Given request: Could you copy every line from the material below in which "this" appears?

Figure content listings:
^^^^
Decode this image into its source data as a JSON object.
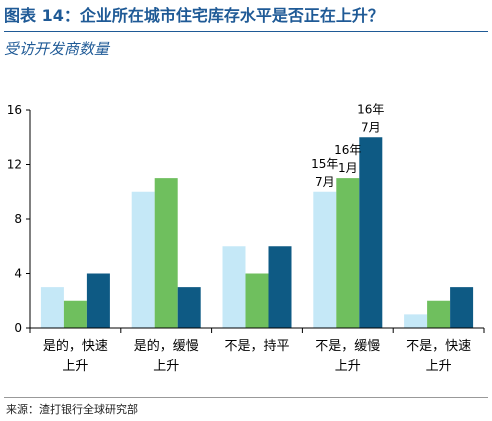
{
  "header": {
    "title": "图表 14：企业所在城市住宅库存水平是否正在上升？",
    "subtitle": "受访开发商数量"
  },
  "footer": {
    "source": "来源：渣打银行全球研究部"
  },
  "chart_data": {
    "type": "bar",
    "categories": [
      [
        "是的，快速",
        "上升"
      ],
      [
        "是的，缓慢",
        "上升"
      ],
      [
        "不是，持平"
      ],
      [
        "不是，缓慢",
        "上升"
      ],
      [
        "不是，快速",
        "上升"
      ]
    ],
    "series": [
      {
        "legend_label": [
          "15年",
          "7月"
        ],
        "color": "#c5e8f7",
        "values": [
          3,
          10,
          6,
          10,
          1
        ]
      },
      {
        "legend_label": [
          "16年",
          "1月"
        ],
        "color": "#6fbf5e",
        "values": [
          2,
          11,
          4,
          11,
          2
        ]
      },
      {
        "legend_label": [
          "16年",
          "7月"
        ],
        "color": "#0e5a84",
        "values": [
          4,
          3,
          6,
          14,
          3
        ]
      }
    ],
    "label_category_index": 3,
    "ylim": [
      0,
      16
    ],
    "yticks": [
      "0",
      "4",
      "8",
      "12",
      "16"
    ],
    "grid": false
  }
}
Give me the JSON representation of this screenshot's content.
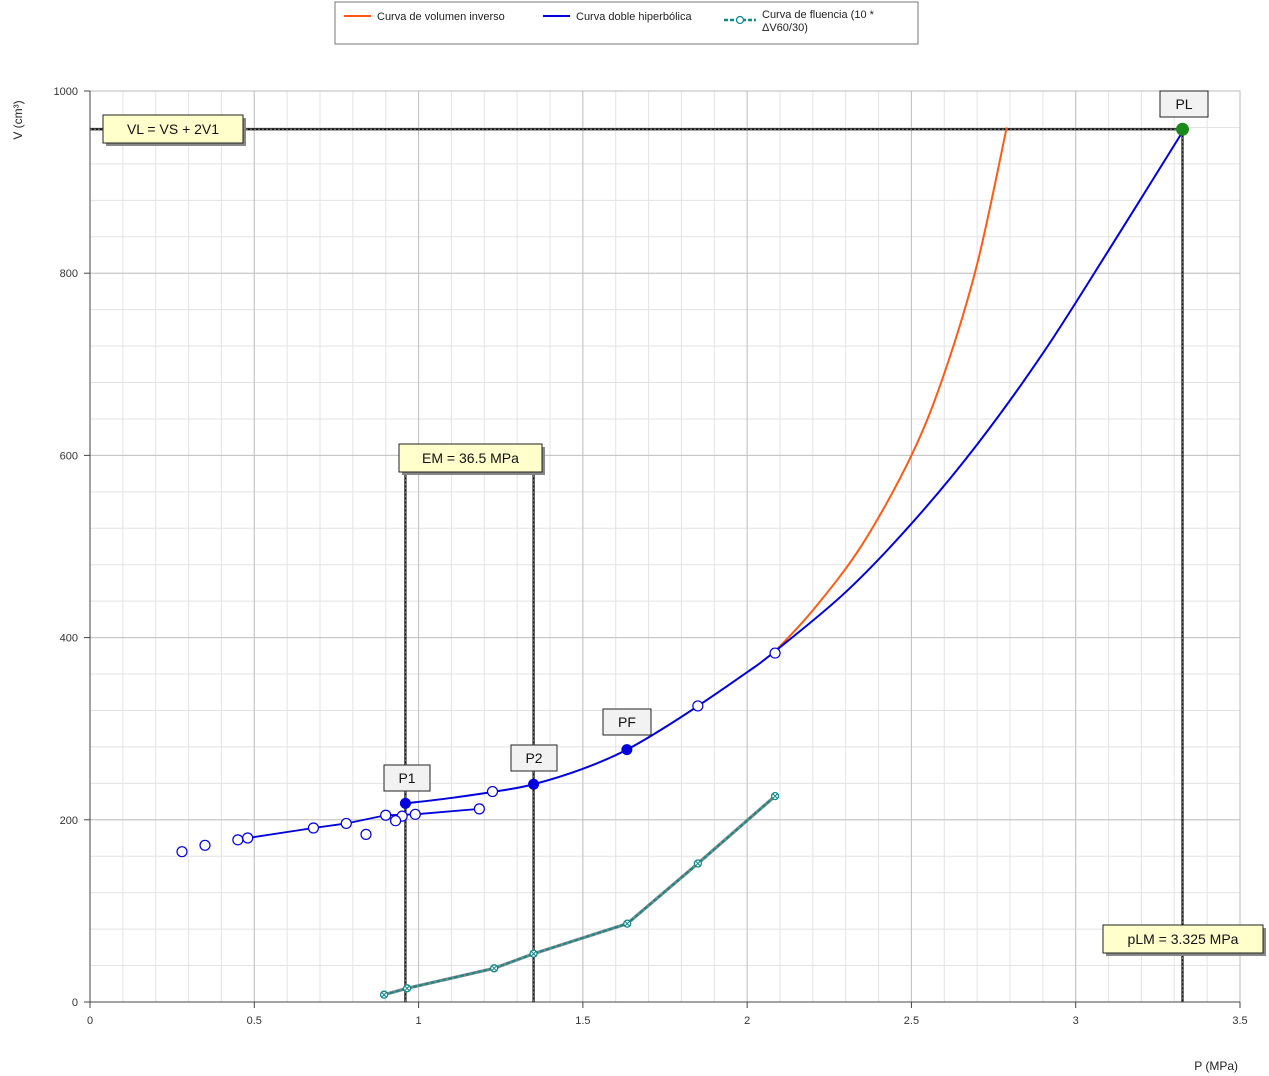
{
  "chart_data": {
    "type": "line",
    "xlabel": "P (MPa)",
    "ylabel": "V (cm³)",
    "xlim": [
      0,
      3.5
    ],
    "ylim": [
      0,
      1000
    ],
    "x_ticks": [
      "0",
      "0.5",
      "1",
      "1.5",
      "2",
      "2.5",
      "3",
      "3.5"
    ],
    "y_ticks": [
      "0",
      "200",
      "400",
      "600",
      "800",
      "1000"
    ],
    "grid": true,
    "legend_position": "top",
    "legend": [
      {
        "label": "Curva de volumen inverso",
        "color": "#ff5a14",
        "marker": "none"
      },
      {
        "label": "Curva doble hiperbólica",
        "color": "#0000dd",
        "marker": "none"
      },
      {
        "label": "Curva de fluencia  (10 * ΔV60/30)",
        "color": "#118888",
        "marker": "x-circle"
      }
    ],
    "series": [
      {
        "name": "Curva de volumen inverso",
        "x": [
          2.085,
          2.2,
          2.35,
          2.5,
          2.6,
          2.7,
          2.79
        ],
        "y": [
          385,
          430,
          502,
          600,
          690,
          810,
          960
        ]
      },
      {
        "name": "Curva doble hiperbólica",
        "x": [
          0.96,
          1.1,
          1.25,
          1.35,
          1.5,
          1.634,
          1.8,
          2.0,
          2.085,
          2.3,
          2.5,
          2.7,
          2.9,
          3.1,
          3.33
        ],
        "y": [
          218,
          224,
          232,
          239,
          256,
          277,
          313,
          362,
          385,
          450,
          525,
          612,
          712,
          825,
          958
        ]
      },
      {
        "name": "Curva de fluencia  (10 * ΔV60/30)",
        "x": [
          0.895,
          0.965,
          1.23,
          1.35,
          1.635,
          1.85,
          2.085
        ],
        "y": [
          8,
          15,
          37,
          53,
          86,
          152,
          226
        ]
      }
    ],
    "measured_points": {
      "unloading": {
        "x": [
          0.28,
          0.35,
          0.45,
          0.48,
          0.68,
          0.78,
          0.9,
          0.95,
          0.99
        ],
        "y": [
          165,
          172,
          178,
          180,
          191,
          196,
          205,
          204,
          206
        ]
      },
      "loading": {
        "x": [
          0.84,
          0.93,
          1.185,
          1.225,
          1.85,
          2.085
        ],
        "y": [
          184,
          199,
          212,
          231,
          325,
          383
        ]
      }
    },
    "key_points": [
      {
        "label": "P1",
        "x": 0.96,
        "y": 218
      },
      {
        "label": "P2",
        "x": 1.35,
        "y": 239
      },
      {
        "label": "PF",
        "x": 1.634,
        "y": 277
      },
      {
        "label": "PL",
        "x": 3.325,
        "y": 958
      }
    ],
    "reference_lines": {
      "p1_x": 0.96,
      "p2_x": 1.35,
      "pl_x": 3.325,
      "vl_y": 958
    },
    "annotations": {
      "vl": "VL = VS + 2V1",
      "em": "EM = 36.5 MPa",
      "plm": "pLM = 3.325 MPa"
    },
    "colors": {
      "inverse": "#ff5a14",
      "hyperbolic": "#0000dd",
      "creep": "#118888",
      "pl_point": "#1a8a1a",
      "box_fill": "#ffffcc"
    }
  }
}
^^^^
Result:
Decode this image into its source data as a JSON object.
Give me the JSON representation of this screenshot's content.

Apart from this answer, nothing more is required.